- **Direction**: The records should be written out in full, with nothing altered.
━━━━━━━━━━━━━━━━━━━━
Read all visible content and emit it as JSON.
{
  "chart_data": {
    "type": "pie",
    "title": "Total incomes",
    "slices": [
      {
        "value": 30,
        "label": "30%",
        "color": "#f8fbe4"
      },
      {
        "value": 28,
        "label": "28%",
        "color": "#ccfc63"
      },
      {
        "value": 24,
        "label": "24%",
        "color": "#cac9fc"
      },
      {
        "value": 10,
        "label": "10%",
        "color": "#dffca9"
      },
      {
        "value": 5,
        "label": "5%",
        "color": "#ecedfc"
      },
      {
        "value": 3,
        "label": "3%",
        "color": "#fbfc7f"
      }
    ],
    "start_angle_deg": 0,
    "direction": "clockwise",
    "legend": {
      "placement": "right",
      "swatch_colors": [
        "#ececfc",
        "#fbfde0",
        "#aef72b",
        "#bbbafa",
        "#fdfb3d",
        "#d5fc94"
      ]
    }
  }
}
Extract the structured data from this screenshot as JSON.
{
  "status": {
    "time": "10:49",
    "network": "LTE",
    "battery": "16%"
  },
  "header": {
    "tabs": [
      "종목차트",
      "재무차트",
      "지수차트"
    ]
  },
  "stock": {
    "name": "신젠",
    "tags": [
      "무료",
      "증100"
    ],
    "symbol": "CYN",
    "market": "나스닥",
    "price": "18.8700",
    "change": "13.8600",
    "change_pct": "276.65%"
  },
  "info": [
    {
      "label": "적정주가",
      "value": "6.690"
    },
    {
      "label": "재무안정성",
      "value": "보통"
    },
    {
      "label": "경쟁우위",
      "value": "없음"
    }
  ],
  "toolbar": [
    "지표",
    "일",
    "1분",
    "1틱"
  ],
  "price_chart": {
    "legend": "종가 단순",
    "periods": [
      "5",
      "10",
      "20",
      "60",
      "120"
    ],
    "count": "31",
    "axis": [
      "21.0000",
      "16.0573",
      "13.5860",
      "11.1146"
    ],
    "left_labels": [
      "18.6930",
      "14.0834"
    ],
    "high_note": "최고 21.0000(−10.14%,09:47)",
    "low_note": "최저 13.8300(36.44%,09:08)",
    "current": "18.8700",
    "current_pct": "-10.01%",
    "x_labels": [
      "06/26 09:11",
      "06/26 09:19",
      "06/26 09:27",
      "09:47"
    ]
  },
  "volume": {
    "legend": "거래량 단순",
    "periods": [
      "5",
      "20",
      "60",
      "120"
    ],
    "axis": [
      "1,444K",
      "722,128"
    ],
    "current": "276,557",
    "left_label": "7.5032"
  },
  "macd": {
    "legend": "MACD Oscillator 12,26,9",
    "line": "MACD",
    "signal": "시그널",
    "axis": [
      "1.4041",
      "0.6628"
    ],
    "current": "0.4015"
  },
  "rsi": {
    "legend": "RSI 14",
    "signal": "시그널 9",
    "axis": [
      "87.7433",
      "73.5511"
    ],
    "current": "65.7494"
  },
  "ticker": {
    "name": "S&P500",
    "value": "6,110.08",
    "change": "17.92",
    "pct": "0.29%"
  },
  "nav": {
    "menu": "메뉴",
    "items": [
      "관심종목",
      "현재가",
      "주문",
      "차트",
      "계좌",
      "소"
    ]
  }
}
━━━━━━━━━━━━━━━━━━━━
- **Written response**:
Read all visible content and emit it as JSON.
{
  "chart_data": {
    "type": "pie",
    "title": "Total incomes",
    "slices": [
      {
        "value": 30,
        "label": "30%",
        "color": "#f8fbe4"
      },
      {
        "value": 28,
        "label": "28%",
        "color": "#ccfc63"
      },
      {
        "value": 24,
        "label": "24%",
        "color": "#cac9fc"
      },
      {
        "value": 10,
        "label": "10%",
        "color": "#dffca9"
      },
      {
        "value": 5,
        "label": "5%",
        "color": "#ecedfc"
      },
      {
        "value": 3,
        "label": "3%",
        "color": "#fbfc7f"
      }
    ],
    "start_angle_deg": 0,
    "direction": "clockwise",
    "legend": {
      "placement": "right",
      "swatch_colors": [
        "#ececfc",
        "#fbfde0",
        "#aef72b",
        "#bbbafa",
        "#fdfb3d",
        "#d5fc94"
      ]
    }
  }
}
Extract the structured data from this screenshot as JSON.
{
  "status": {
    "time": "10:49",
    "network": "LTE",
    "battery": "16%"
  },
  "header": {
    "tabs": [
      "종목차트",
      "재무차트",
      "지수차트"
    ]
  },
  "stock": {
    "name": "신젠",
    "tags": [
      "무료",
      "증100"
    ],
    "symbol": "CYN",
    "market": "나스닥",
    "price": "18.8700",
    "change": "13.8600",
    "change_pct": "276.65%"
  },
  "info": [
    {
      "label": "적정주가",
      "value": "6.690"
    },
    {
      "label": "재무안정성",
      "value": "보통"
    },
    {
      "label": "경쟁우위",
      "value": "없음"
    }
  ],
  "toolbar": [
    "지표",
    "일",
    "1분",
    "1틱"
  ],
  "price_chart": {
    "legend": "종가 단순",
    "periods": [
      "5",
      "10",
      "20",
      "60",
      "120"
    ],
    "count": "31",
    "axis": [
      "21.0000",
      "16.0573",
      "13.5860",
      "11.1146"
    ],
    "left_labels": [
      "18.6930",
      "14.0834"
    ],
    "high_note": "최고 21.0000(−10.14%,09:47)",
    "low_note": "최저 13.8300(36.44%,09:08)",
    "current": "18.8700",
    "current_pct": "-10.01%",
    "x_labels": [
      "06/26 09:11",
      "06/26 09:19",
      "06/26 09:27",
      "09:47"
    ]
  },
  "volume": {
    "legend": "거래량 단순",
    "periods": [
      "5",
      "20",
      "60",
      "120"
    ],
    "axis": [
      "1,444K",
      "722,128"
    ],
    "current": "276,557",
    "left_label": "7.5032"
  },
  "macd": {
    "legend": "MACD Oscillator 12,26,9",
    "line": "MACD",
    "signal": "시그널",
    "axis": [
      "1.4041",
      "0.6628"
    ],
    "current": "0.4015"
  },
  "rsi": {
    "legend": "RSI 14",
    "signal": "시그널 9",
    "axis": [
      "87.7433",
      "73.5511"
    ],
    "current": "65.7494"
  },
  "ticker": {
    "name": "S&P500",
    "value": "6,110.08",
    "change": "17.92",
    "pct": "0.29%"
  },
  "nav": {
    "menu": "메뉴",
    "items": [
      "관심종목",
      "현재가",
      "주문",
      "차트",
      "계좌",
      "소"
    ]
  }
}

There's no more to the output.